Repeat every record below exactly as written.

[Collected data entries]
★ ★ ★ ★ ★

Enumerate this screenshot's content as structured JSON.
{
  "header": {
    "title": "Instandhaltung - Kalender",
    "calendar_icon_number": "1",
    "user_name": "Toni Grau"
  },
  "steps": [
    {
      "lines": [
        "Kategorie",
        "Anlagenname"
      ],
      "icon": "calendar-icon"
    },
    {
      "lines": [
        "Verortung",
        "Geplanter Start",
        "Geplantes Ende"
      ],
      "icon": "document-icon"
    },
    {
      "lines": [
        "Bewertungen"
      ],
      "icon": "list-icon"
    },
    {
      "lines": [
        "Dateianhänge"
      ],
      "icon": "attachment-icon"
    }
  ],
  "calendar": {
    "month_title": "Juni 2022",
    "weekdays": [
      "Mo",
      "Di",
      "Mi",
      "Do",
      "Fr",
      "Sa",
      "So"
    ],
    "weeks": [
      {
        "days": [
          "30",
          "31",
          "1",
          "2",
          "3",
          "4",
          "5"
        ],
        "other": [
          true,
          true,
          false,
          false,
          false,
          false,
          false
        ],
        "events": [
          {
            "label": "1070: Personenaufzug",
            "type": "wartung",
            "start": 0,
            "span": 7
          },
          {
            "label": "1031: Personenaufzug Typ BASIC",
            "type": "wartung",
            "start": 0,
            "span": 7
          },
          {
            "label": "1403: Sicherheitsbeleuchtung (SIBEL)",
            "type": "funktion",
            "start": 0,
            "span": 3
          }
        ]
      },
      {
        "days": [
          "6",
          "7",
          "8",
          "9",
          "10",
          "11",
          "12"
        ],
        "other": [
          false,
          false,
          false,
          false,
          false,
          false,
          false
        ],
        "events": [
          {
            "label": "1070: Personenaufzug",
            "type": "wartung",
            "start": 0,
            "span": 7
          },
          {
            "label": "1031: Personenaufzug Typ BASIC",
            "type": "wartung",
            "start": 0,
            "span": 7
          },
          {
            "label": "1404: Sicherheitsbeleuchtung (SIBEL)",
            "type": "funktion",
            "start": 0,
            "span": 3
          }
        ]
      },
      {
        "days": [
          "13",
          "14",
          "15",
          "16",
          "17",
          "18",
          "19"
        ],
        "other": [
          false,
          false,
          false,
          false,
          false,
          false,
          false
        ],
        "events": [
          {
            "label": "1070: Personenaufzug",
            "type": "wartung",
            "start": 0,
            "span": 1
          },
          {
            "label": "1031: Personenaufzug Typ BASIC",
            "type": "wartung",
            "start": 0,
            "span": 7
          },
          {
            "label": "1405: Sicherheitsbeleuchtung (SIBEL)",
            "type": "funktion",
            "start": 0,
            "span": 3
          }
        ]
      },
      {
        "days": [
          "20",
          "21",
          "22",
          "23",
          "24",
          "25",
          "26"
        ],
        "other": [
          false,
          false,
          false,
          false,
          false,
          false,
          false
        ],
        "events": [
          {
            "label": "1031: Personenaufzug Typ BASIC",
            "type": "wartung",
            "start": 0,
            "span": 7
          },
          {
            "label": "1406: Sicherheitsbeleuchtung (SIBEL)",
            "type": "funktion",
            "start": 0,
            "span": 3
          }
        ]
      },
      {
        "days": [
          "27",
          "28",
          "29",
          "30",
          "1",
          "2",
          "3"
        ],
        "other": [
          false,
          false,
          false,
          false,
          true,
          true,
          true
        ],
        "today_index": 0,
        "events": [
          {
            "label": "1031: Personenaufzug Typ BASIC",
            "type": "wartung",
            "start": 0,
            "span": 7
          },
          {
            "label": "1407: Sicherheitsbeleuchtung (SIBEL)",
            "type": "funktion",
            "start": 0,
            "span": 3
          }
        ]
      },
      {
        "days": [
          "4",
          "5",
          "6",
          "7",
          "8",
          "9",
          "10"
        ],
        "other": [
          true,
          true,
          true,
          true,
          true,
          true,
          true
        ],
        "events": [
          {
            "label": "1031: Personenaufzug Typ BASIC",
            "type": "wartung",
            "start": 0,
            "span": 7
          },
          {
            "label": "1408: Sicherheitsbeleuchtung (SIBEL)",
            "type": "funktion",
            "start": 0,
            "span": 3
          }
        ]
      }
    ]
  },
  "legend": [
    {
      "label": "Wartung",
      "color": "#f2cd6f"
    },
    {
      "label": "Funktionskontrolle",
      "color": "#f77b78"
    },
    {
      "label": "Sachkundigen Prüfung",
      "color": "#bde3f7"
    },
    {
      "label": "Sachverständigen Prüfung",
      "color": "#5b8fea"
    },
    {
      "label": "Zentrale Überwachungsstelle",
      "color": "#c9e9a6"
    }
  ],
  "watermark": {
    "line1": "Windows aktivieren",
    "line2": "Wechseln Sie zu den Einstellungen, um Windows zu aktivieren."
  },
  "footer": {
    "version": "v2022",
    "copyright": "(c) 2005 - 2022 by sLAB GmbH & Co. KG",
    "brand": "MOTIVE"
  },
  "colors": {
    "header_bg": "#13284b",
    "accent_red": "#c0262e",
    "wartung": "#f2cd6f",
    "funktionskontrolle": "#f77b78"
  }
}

★ ★ ★ ★ ★

**Correct output**
Enumerate this screenshot's content as structured JSON.
{
  "header": {
    "title": "Instandhaltung - Kalender",
    "calendar_icon_number": "1",
    "user_name": "Toni Grau"
  },
  "steps": [
    {
      "lines": [
        "Kategorie",
        "Anlagenname"
      ],
      "icon": "calendar-icon"
    },
    {
      "lines": [
        "Verortung",
        "Geplanter Start",
        "Geplantes Ende"
      ],
      "icon": "document-icon"
    },
    {
      "lines": [
        "Bewertungen"
      ],
      "icon": "list-icon"
    },
    {
      "lines": [
        "Dateianhänge"
      ],
      "icon": "attachment-icon"
    }
  ],
  "calendar": {
    "month_title": "Juni 2022",
    "weekdays": [
      "Mo",
      "Di",
      "Mi",
      "Do",
      "Fr",
      "Sa",
      "So"
    ],
    "weeks": [
      {
        "days": [
          "30",
          "31",
          "1",
          "2",
          "3",
          "4",
          "5"
        ],
        "other": [
          true,
          true,
          false,
          false,
          false,
          false,
          false
        ],
        "events": [
          {
            "label": "1070: Personenaufzug",
            "type": "wartung",
            "start": 0,
            "span": 7
          },
          {
            "label": "1031: Personenaufzug Typ BASIC",
            "type": "wartung",
            "start": 0,
            "span": 7
          },
          {
            "label": "1403: Sicherheitsbeleuchtung (SIBEL)",
            "type": "funktion",
            "start": 0,
            "span": 3
          }
        ]
      },
      {
        "days": [
          "6",
          "7",
          "8",
          "9",
          "10",
          "11",
          "12"
        ],
        "other": [
          false,
          false,
          false,
          false,
          false,
          false,
          false
        ],
        "events": [
          {
            "label": "1070: Personenaufzug",
            "type": "wartung",
            "start": 0,
            "span": 7
          },
          {
            "label": "1031: Personenaufzug Typ BASIC",
            "type": "wartung",
            "start": 0,
            "span": 7
          },
          {
            "label": "1404: Sicherheitsbeleuchtung (SIBEL)",
            "type": "funktion",
            "start": 0,
            "span": 3
          }
        ]
      },
      {
        "days": [
          "13",
          "14",
          "15",
          "16",
          "17",
          "18",
          "19"
        ],
        "other": [
          false,
          false,
          false,
          false,
          false,
          false,
          false
        ],
        "events": [
          {
            "label": "1070: Personenaufzug",
            "type": "wartung",
            "start": 0,
            "span": 1
          },
          {
            "label": "1031: Personenaufzug Typ BASIC",
            "type": "wartung",
            "start": 0,
            "span": 7
          },
          {
            "label": "1405: Sicherheitsbeleuchtung (SIBEL)",
            "type": "funktion",
            "start": 0,
            "span": 3
          }
        ]
      },
      {
        "days": [
          "20",
          "21",
          "22",
          "23",
          "24",
          "25",
          "26"
        ],
        "other": [
          false,
          false,
          false,
          false,
          false,
          false,
          false
        ],
        "events": [
          {
            "label": "1031: Personenaufzug Typ BASIC",
            "type": "wartung",
            "start": 0,
            "span": 7
          },
          {
            "label": "1406: Sicherheitsbeleuchtung (SIBEL)",
            "type": "funktion",
            "start": 0,
            "span": 3
          }
        ]
      },
      {
        "days": [
          "27",
          "28",
          "29",
          "30",
          "1",
          "2",
          "3"
        ],
        "other": [
          false,
          false,
          false,
          false,
          true,
          true,
          true
        ],
        "today_index": 0,
        "events": [
          {
            "label": "1031: Personenaufzug Typ BASIC",
            "type": "wartung",
            "start": 0,
            "span": 7
          },
          {
            "label": "1407: Sicherheitsbeleuchtung (SIBEL)",
            "type": "funktion",
            "start": 0,
            "span": 3
          }
        ]
      },
      {
        "days": [
          "4",
          "5",
          "6",
          "7",
          "8",
          "9",
          "10"
        ],
        "other": [
          true,
          true,
          true,
          true,
          true,
          true,
          true
        ],
        "events": [
          {
            "label": "1031: Personenaufzug Typ BASIC",
            "type": "wartung",
            "start": 0,
            "span": 7
          },
          {
            "label": "1408: Sicherheitsbeleuchtung (SIBEL)",
            "type": "funktion",
            "start": 0,
            "span": 3
          }
        ]
      }
    ]
  },
  "legend": [
    {
      "label": "Wartung",
      "color": "#f2cd6f"
    },
    {
      "label": "Funktionskontrolle",
      "color": "#f77b78"
    },
    {
      "label": "Sachkundigen Prüfung",
      "color": "#bde3f7"
    },
    {
      "label": "Sachverständigen Prüfung",
      "color": "#5b8fea"
    },
    {
      "label": "Zentrale Überwachungsstelle",
      "color": "#c9e9a6"
    }
  ],
  "watermark": {
    "line1": "Windows aktivieren",
    "line2": "Wechseln Sie zu den Einstellungen, um Windows zu aktivieren."
  },
  "footer": {
    "version": "v2022",
    "copyright": "(c) 2005 - 2022 by sLAB GmbH & Co. KG",
    "brand": "MOTIVE"
  },
  "colors": {
    "header_bg": "#13284b",
    "accent_red": "#c0262e",
    "wartung": "#f2cd6f",
    "funktionskontrolle": "#f77b78"
  }
}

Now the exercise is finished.